Your task: Repeat the listing in full, preserving every character.

☆ ☆ ☆ ☆ ☆ ☆ ☆

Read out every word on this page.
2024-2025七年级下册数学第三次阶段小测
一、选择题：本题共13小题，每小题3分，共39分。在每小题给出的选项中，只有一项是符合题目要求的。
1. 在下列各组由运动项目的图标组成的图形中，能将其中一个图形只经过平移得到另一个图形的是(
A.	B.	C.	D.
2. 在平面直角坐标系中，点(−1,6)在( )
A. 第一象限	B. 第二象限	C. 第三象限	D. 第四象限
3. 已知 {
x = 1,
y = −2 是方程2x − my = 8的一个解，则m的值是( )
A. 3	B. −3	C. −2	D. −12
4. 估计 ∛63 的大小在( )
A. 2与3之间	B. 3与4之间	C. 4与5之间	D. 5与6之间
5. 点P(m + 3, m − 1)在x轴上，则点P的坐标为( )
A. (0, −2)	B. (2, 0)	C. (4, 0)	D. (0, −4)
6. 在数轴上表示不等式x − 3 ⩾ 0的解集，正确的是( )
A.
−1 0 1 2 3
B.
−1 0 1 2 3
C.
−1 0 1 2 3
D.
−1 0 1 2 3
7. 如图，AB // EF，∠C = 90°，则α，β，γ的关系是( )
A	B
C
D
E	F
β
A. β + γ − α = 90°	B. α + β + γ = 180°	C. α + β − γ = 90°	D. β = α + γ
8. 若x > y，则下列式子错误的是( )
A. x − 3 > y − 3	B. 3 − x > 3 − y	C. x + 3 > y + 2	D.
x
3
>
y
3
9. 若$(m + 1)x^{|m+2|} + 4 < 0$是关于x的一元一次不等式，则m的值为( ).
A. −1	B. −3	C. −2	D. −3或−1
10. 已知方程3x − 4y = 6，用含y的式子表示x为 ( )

☆ ☆ ☆ ☆ ☆ ☆ ☆

Result below:
Read out every word on this page.
2024-2025七年级下册数学第三次阶段小测
一、选择题：本题共13小题，每小题3分，共39分。在每小题给出的选项中，只有一项是符合题目要求的。
1. 在下列各组由运动项目的图标组成的图形中，能将其中一个图形只经过平移得到另一个图形的是(
A.	B.	C.	D.
2. 在平面直角坐标系中，点(−1,6)在( )
A. 第一象限	B. 第二象限	C. 第三象限	D. 第四象限
3. 已知 {
x = 1,
y = −2 是方程2x − my = 8的一个解，则m的值是( )
A. 3	B. −3	C. −2	D. −12
4. 估计 ∛63 的大小在( )
A. 2与3之间	B. 3与4之间	C. 4与5之间	D. 5与6之间
5. 点P(m + 3, m − 1)在x轴上，则点P的坐标为( )
A. (0, −2)	B. (2, 0)	C. (4, 0)	D. (0, −4)
6. 在数轴上表示不等式x − 3 ⩾ 0的解集，正确的是( )
A.
−1 0 1 2 3
B.
−1 0 1 2 3
C.
−1 0 1 2 3
D.
−1 0 1 2 3
7. 如图，AB // EF，∠C = 90°，则α，β，γ的关系是( )
A	B
C
D
E	F
β
A. β + γ − α = 90°	B. α + β + γ = 180°	C. α + β − γ = 90°	D. β = α + γ
8. 若x > y，则下列式子错误的是( )
A. x − 3 > y − 3	B. 3 − x > 3 − y	C. x + 3 > y + 2	D.
x
3
>
y
3
9. 若$(m + 1)x^{|m+2|} + 4 < 0$是关于x的一元一次不等式，则m的值为( ).
A. −1	B. −3	C. −2	D. −3或−1
10. 已知方程3x − 4y = 6，用含y的式子表示x为 ( )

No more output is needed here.